Reproduce all of the data below without alteration; exclude every picture.

═══ DATA FOR THIS EXERCISE ═══

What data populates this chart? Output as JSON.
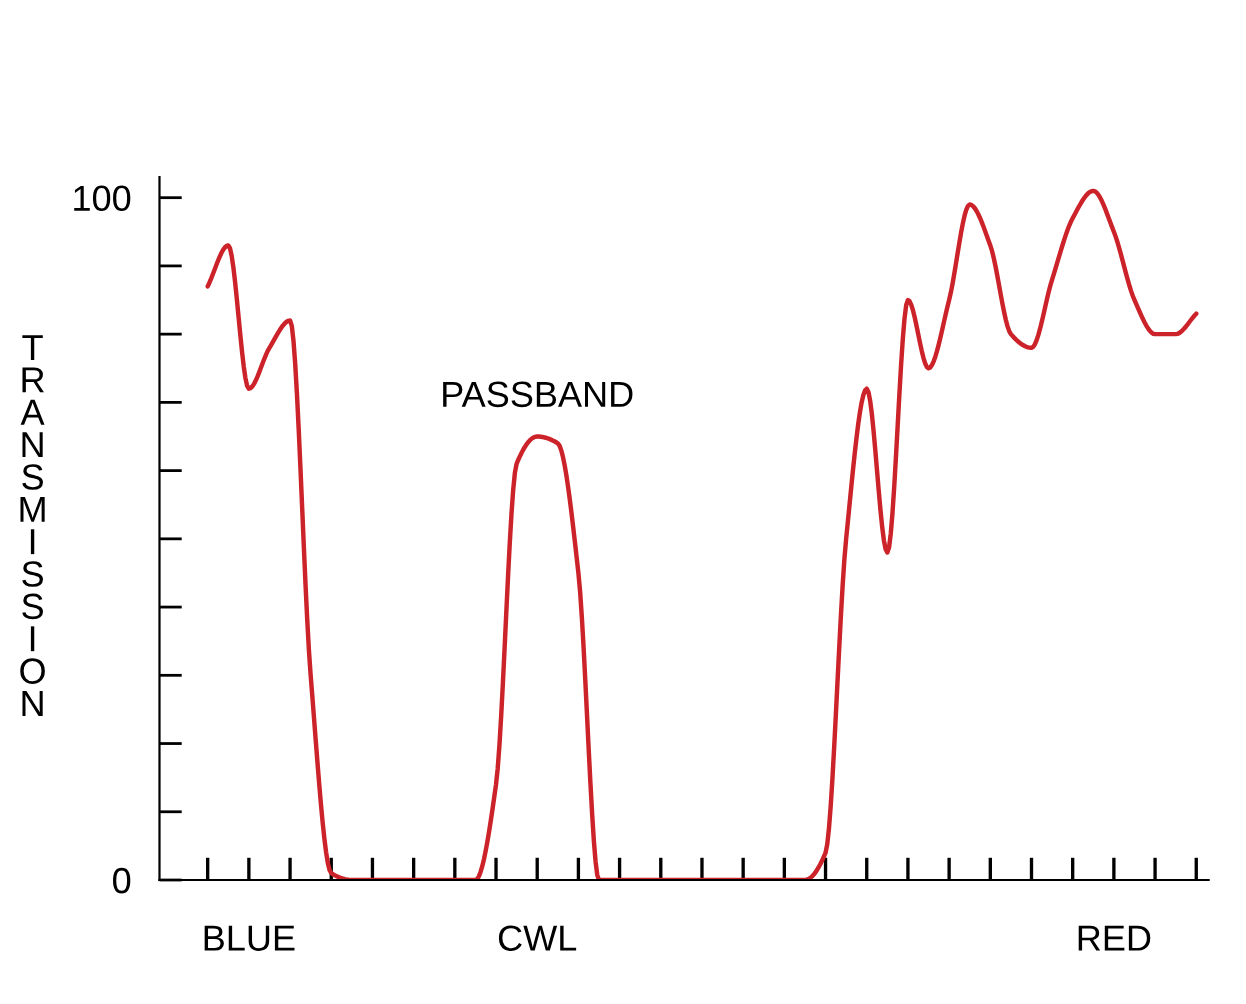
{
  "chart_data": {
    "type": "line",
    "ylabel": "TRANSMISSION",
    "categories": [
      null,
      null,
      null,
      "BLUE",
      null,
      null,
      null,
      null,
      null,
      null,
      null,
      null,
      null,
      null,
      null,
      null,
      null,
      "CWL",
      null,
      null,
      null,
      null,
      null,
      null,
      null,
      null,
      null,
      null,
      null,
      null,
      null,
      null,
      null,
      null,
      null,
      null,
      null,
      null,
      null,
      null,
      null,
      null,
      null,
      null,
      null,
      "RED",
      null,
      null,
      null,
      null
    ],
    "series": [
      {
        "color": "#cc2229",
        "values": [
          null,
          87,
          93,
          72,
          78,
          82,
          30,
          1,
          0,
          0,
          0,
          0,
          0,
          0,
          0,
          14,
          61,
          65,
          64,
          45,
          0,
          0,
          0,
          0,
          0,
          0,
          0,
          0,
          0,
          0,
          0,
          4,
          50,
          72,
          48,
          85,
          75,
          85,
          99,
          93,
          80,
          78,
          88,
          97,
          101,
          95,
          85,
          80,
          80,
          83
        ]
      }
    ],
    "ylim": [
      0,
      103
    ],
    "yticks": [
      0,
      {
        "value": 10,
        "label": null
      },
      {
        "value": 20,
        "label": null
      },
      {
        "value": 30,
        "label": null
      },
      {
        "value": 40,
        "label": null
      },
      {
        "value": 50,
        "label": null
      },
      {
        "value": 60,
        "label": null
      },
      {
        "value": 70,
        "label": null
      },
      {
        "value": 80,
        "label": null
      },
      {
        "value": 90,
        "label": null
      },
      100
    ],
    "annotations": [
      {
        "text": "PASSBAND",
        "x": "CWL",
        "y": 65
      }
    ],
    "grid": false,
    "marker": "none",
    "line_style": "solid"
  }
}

═══

TASK ANSWER ▸
What data populates this chart? Output as JSON.
{
  "chart_data": {
    "type": "line",
    "ylabel": "TRANSMISSION",
    "categories": [
      null,
      null,
      null,
      "BLUE",
      null,
      null,
      null,
      null,
      null,
      null,
      null,
      null,
      null,
      null,
      null,
      null,
      null,
      "CWL",
      null,
      null,
      null,
      null,
      null,
      null,
      null,
      null,
      null,
      null,
      null,
      null,
      null,
      null,
      null,
      null,
      null,
      null,
      null,
      null,
      null,
      null,
      null,
      null,
      null,
      null,
      null,
      "RED",
      null,
      null,
      null,
      null
    ],
    "series": [
      {
        "color": "#cc2229",
        "values": [
          null,
          87,
          93,
          72,
          78,
          82,
          30,
          1,
          0,
          0,
          0,
          0,
          0,
          0,
          0,
          14,
          61,
          65,
          64,
          45,
          0,
          0,
          0,
          0,
          0,
          0,
          0,
          0,
          0,
          0,
          0,
          4,
          50,
          72,
          48,
          85,
          75,
          85,
          99,
          93,
          80,
          78,
          88,
          97,
          101,
          95,
          85,
          80,
          80,
          83
        ]
      }
    ],
    "ylim": [
      0,
      103
    ],
    "yticks": [
      0,
      {
        "value": 10,
        "label": null
      },
      {
        "value": 20,
        "label": null
      },
      {
        "value": 30,
        "label": null
      },
      {
        "value": 40,
        "label": null
      },
      {
        "value": 50,
        "label": null
      },
      {
        "value": 60,
        "label": null
      },
      {
        "value": 70,
        "label": null
      },
      {
        "value": 80,
        "label": null
      },
      {
        "value": 90,
        "label": null
      },
      100
    ],
    "annotations": [
      {
        "text": "PASSBAND",
        "x": "CWL",
        "y": 65
      }
    ],
    "grid": false,
    "marker": "none",
    "line_style": "solid"
  }
}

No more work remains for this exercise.